● **Data shown**
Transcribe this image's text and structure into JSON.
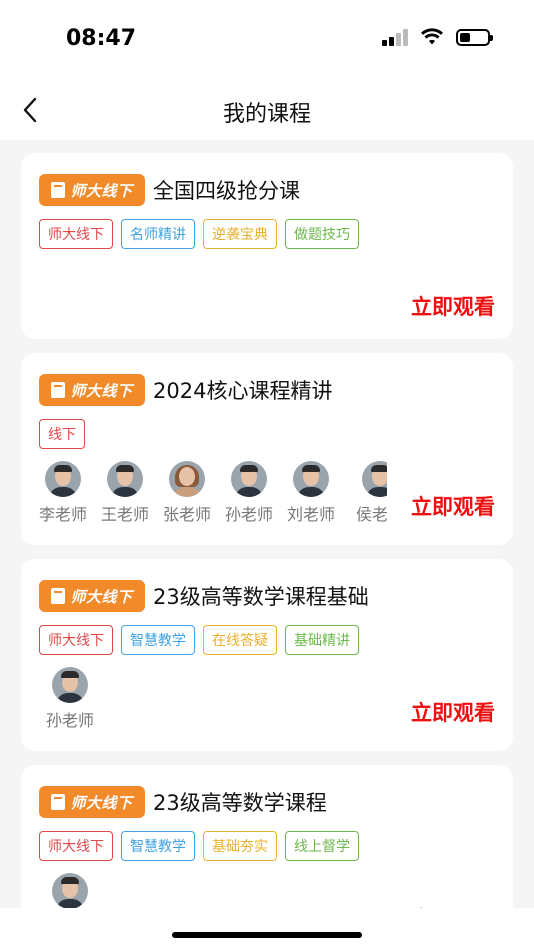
{
  "status_bar": {
    "time": "08:47"
  },
  "nav": {
    "title": "我的课程"
  },
  "brand_label": "师大线下",
  "watch_label": "立即观看",
  "courses": [
    {
      "title": "全国四级抢分课",
      "tags": [
        "师大线下",
        "名师精讲",
        "逆袭宝典",
        "做题技巧"
      ],
      "teachers": []
    },
    {
      "title": "2024核心课程精讲",
      "tags": [
        "线下"
      ],
      "teachers": [
        "李老师",
        "王老师",
        "张老师",
        "孙老师",
        "刘老师",
        "侯老师"
      ]
    },
    {
      "title": "23级高等数学课程基础",
      "tags": [
        "师大线下",
        "智慧教学",
        "在线答疑",
        "基础精讲"
      ],
      "teachers": [
        "孙老师"
      ]
    },
    {
      "title": "23级高等数学课程",
      "tags": [
        "师大线下",
        "智慧教学",
        "基础夯实",
        "线上督学"
      ],
      "teachers": [
        ""
      ]
    }
  ],
  "colors": {
    "brand_orange": "#f28a2a",
    "watch_red": "#ee1010",
    "tag_red": "#e34848",
    "tag_blue": "#3fa2e3",
    "tag_yellow": "#e9b02c",
    "tag_green": "#6cb84a"
  },
  "icons": {
    "back": "chevron-left-icon",
    "book": "book-icon",
    "signal": "cellular-signal-icon",
    "wifi": "wifi-icon",
    "battery": "battery-icon"
  }
}
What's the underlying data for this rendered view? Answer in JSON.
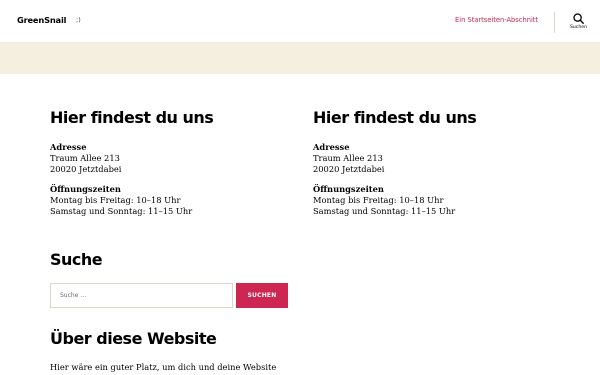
{
  "header": {
    "site_title": "GreenSnail",
    "site_description": ";)",
    "nav_link": "Ein Startseiten-Abschnitt",
    "search_toggle_label": "Suchen",
    "accent_color": "#cd2653"
  },
  "widgets": {
    "find_us": [
      {
        "title": "Hier findest du uns",
        "address_heading": "Adresse",
        "address_line1": "Traum Allee 213",
        "address_line2": "20020 Jetztdabei",
        "hours_heading": "Öffnungszeiten",
        "hours_line1": "Montag bis Freitag: 10–18 Uhr",
        "hours_line2": "Samstag und Sonntag: 11–15 Uhr"
      },
      {
        "title": "Hier findest du uns",
        "address_heading": "Adresse",
        "address_line1": "Traum Allee 213",
        "address_line2": "20020 Jetztdabei",
        "hours_heading": "Öffnungszeiten",
        "hours_line1": "Montag bis Freitag: 10–18 Uhr",
        "hours_line2": "Samstag und Sonntag: 11–15 Uhr"
      }
    ],
    "search": {
      "title": "Suche",
      "placeholder": "Suche …",
      "button_label": "SUCHEN"
    },
    "about": {
      "title": "Über diese Website",
      "text": "Hier wäre ein guter Platz, um dich und deine Website"
    }
  },
  "colors": {
    "band": "#f5efe0",
    "input_border": "#dcd7ca"
  }
}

● **Task prompt**
Write out each line of the data exactly; the images should be left out.

● **Answer to the exercise**
Transcribe this image's text and structure into JSON.
{
  "status_bar": {
    "time": "08:47"
  },
  "nav": {
    "title": "我的课程"
  },
  "brand_label": "师大线下",
  "watch_label": "立即观看",
  "courses": [
    {
      "title": "全国四级抢分课",
      "tags": [
        "师大线下",
        "名师精讲",
        "逆袭宝典",
        "做题技巧"
      ],
      "teachers": []
    },
    {
      "title": "2024核心课程精讲",
      "tags": [
        "线下"
      ],
      "teachers": [
        "李老师",
        "王老师",
        "张老师",
        "孙老师",
        "刘老师",
        "侯老师"
      ]
    },
    {
      "title": "23级高等数学课程基础",
      "tags": [
        "师大线下",
        "智慧教学",
        "在线答疑",
        "基础精讲"
      ],
      "teachers": [
        "孙老师"
      ]
    },
    {
      "title": "23级高等数学课程",
      "tags": [
        "师大线下",
        "智慧教学",
        "基础夯实",
        "线上督学"
      ],
      "teachers": [
        ""
      ]
    }
  ],
  "colors": {
    "brand_orange": "#f28a2a",
    "watch_red": "#ee1010",
    "tag_red": "#e34848",
    "tag_blue": "#3fa2e3",
    "tag_yellow": "#e9b02c",
    "tag_green": "#6cb84a"
  },
  "icons": {
    "back": "chevron-left-icon",
    "book": "book-icon",
    "signal": "cellular-signal-icon",
    "wifi": "wifi-icon",
    "battery": "battery-icon"
  }
}
What's the underlying data for this rendered view? Answer in JSON.
{
  "header": {
    "site_title": "GreenSnail",
    "site_description": ";)",
    "nav_link": "Ein Startseiten-Abschnitt",
    "search_toggle_label": "Suchen",
    "accent_color": "#cd2653"
  },
  "widgets": {
    "find_us": [
      {
        "title": "Hier findest du uns",
        "address_heading": "Adresse",
        "address_line1": "Traum Allee 213",
        "address_line2": "20020 Jetztdabei",
        "hours_heading": "Öffnungszeiten",
        "hours_line1": "Montag bis Freitag: 10–18 Uhr",
        "hours_line2": "Samstag und Sonntag: 11–15 Uhr"
      },
      {
        "title": "Hier findest du uns",
        "address_heading": "Adresse",
        "address_line1": "Traum Allee 213",
        "address_line2": "20020 Jetztdabei",
        "hours_heading": "Öffnungszeiten",
        "hours_line1": "Montag bis Freitag: 10–18 Uhr",
        "hours_line2": "Samstag und Sonntag: 11–15 Uhr"
      }
    ],
    "search": {
      "title": "Suche",
      "placeholder": "Suche …",
      "button_label": "SUCHEN"
    },
    "about": {
      "title": "Über diese Website",
      "text": "Hier wäre ein guter Platz, um dich und deine Website"
    }
  },
  "colors": {
    "band": "#f5efe0",
    "input_border": "#dcd7ca"
  }
}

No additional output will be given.